# Exercise requirements:
For this exercise, repeat all of the material verbatim apart from its images.

# Data entries:

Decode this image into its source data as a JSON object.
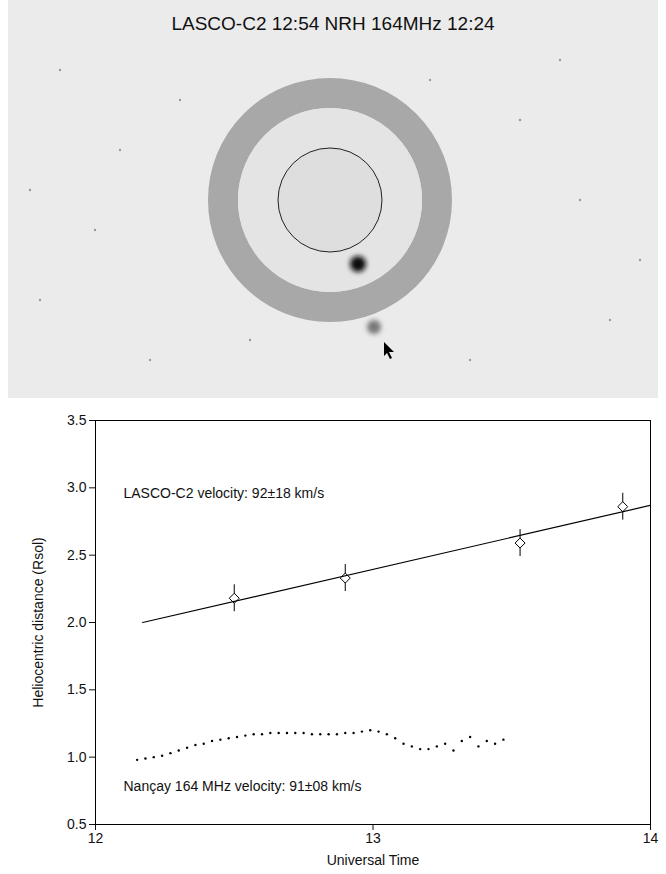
{
  "image": {
    "title": "LASCO-C2 12:54 NRH 164MHz 12:24"
  },
  "chart_data": {
    "type": "scatter",
    "xlabel": "Universal Time",
    "ylabel": "Heliocentric distance (Rsol)",
    "xlim": [
      12,
      14
    ],
    "xticks": [
      12,
      13,
      14
    ],
    "ylim": [
      0.5,
      3.5
    ],
    "yticks": [
      0.5,
      {
        "value": 1,
        "label": "1.0"
      },
      1.5,
      {
        "value": 2,
        "label": "2.0"
      },
      2.5,
      {
        "value": 3,
        "label": "3.0"
      },
      3.5
    ],
    "grid": false,
    "annotations": [
      "LASCO-C2 velocity: 92±18 km/s",
      "Nançay 164 MHz velocity: 91±08 km/s"
    ],
    "series": [
      {
        "type": "scatter",
        "marker": "diamond",
        "color": "#000000",
        "x": [
          12.5,
          12.9,
          13.53,
          13.9
        ],
        "values": [
          2.18,
          2.33,
          2.59,
          2.86
        ],
        "errors": [
          0.1,
          0.1,
          0.1,
          0.1
        ]
      },
      {
        "type": "line",
        "line_style": "solid",
        "color": "#000000",
        "x": [
          12.17,
          14
        ],
        "values": [
          2.0,
          2.87
        ]
      },
      {
        "type": "scatter",
        "marker": "dot",
        "color": "#000000",
        "x": [
          12.15,
          12.18,
          12.21,
          12.24,
          12.27,
          12.3,
          12.33,
          12.36,
          12.39,
          12.42,
          12.45,
          12.48,
          12.51,
          12.54,
          12.57,
          12.6,
          12.63,
          12.66,
          12.69,
          12.72,
          12.75,
          12.78,
          12.81,
          12.84,
          12.87,
          12.9,
          12.93,
          12.96,
          12.99,
          13.02,
          13.05,
          13.08,
          13.11,
          13.14,
          13.17,
          13.2,
          13.23,
          13.26,
          13.29,
          13.32,
          13.35,
          13.38,
          13.41,
          13.44,
          13.47
        ],
        "values": [
          0.98,
          0.99,
          1.0,
          1.01,
          1.03,
          1.05,
          1.07,
          1.09,
          1.1,
          1.12,
          1.13,
          1.14,
          1.15,
          1.16,
          1.17,
          1.17,
          1.18,
          1.18,
          1.18,
          1.18,
          1.18,
          1.17,
          1.17,
          1.17,
          1.17,
          1.18,
          1.18,
          1.19,
          1.2,
          1.19,
          1.17,
          1.14,
          1.1,
          1.08,
          1.06,
          1.06,
          1.08,
          1.1,
          1.05,
          1.12,
          1.15,
          1.08,
          1.12,
          1.1,
          1.13
        ]
      }
    ]
  }
}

# Expected output:
Decode this image into its source data as a JSON object.
{
  "image": {
    "title": "LASCO-C2 12:54 NRH 164MHz 12:24"
  },
  "chart_data": {
    "type": "scatter",
    "xlabel": "Universal Time",
    "ylabel": "Heliocentric distance (Rsol)",
    "xlim": [
      12,
      14
    ],
    "xticks": [
      12,
      13,
      14
    ],
    "ylim": [
      0.5,
      3.5
    ],
    "yticks": [
      0.5,
      {
        "value": 1,
        "label": "1.0"
      },
      1.5,
      {
        "value": 2,
        "label": "2.0"
      },
      2.5,
      {
        "value": 3,
        "label": "3.0"
      },
      3.5
    ],
    "grid": false,
    "annotations": [
      "LASCO-C2 velocity: 92±18 km/s",
      "Nançay 164 MHz velocity: 91±08 km/s"
    ],
    "series": [
      {
        "type": "scatter",
        "marker": "diamond",
        "color": "#000000",
        "x": [
          12.5,
          12.9,
          13.53,
          13.9
        ],
        "values": [
          2.18,
          2.33,
          2.59,
          2.86
        ],
        "errors": [
          0.1,
          0.1,
          0.1,
          0.1
        ]
      },
      {
        "type": "line",
        "line_style": "solid",
        "color": "#000000",
        "x": [
          12.17,
          14
        ],
        "values": [
          2.0,
          2.87
        ]
      },
      {
        "type": "scatter",
        "marker": "dot",
        "color": "#000000",
        "x": [
          12.15,
          12.18,
          12.21,
          12.24,
          12.27,
          12.3,
          12.33,
          12.36,
          12.39,
          12.42,
          12.45,
          12.48,
          12.51,
          12.54,
          12.57,
          12.6,
          12.63,
          12.66,
          12.69,
          12.72,
          12.75,
          12.78,
          12.81,
          12.84,
          12.87,
          12.9,
          12.93,
          12.96,
          12.99,
          13.02,
          13.05,
          13.08,
          13.11,
          13.14,
          13.17,
          13.2,
          13.23,
          13.26,
          13.29,
          13.32,
          13.35,
          13.38,
          13.41,
          13.44,
          13.47
        ],
        "values": [
          0.98,
          0.99,
          1.0,
          1.01,
          1.03,
          1.05,
          1.07,
          1.09,
          1.1,
          1.12,
          1.13,
          1.14,
          1.15,
          1.16,
          1.17,
          1.17,
          1.18,
          1.18,
          1.18,
          1.18,
          1.18,
          1.17,
          1.17,
          1.17,
          1.17,
          1.18,
          1.18,
          1.19,
          1.2,
          1.19,
          1.17,
          1.14,
          1.1,
          1.08,
          1.06,
          1.06,
          1.08,
          1.1,
          1.05,
          1.12,
          1.15,
          1.08,
          1.12,
          1.1,
          1.13
        ]
      }
    ]
  }
}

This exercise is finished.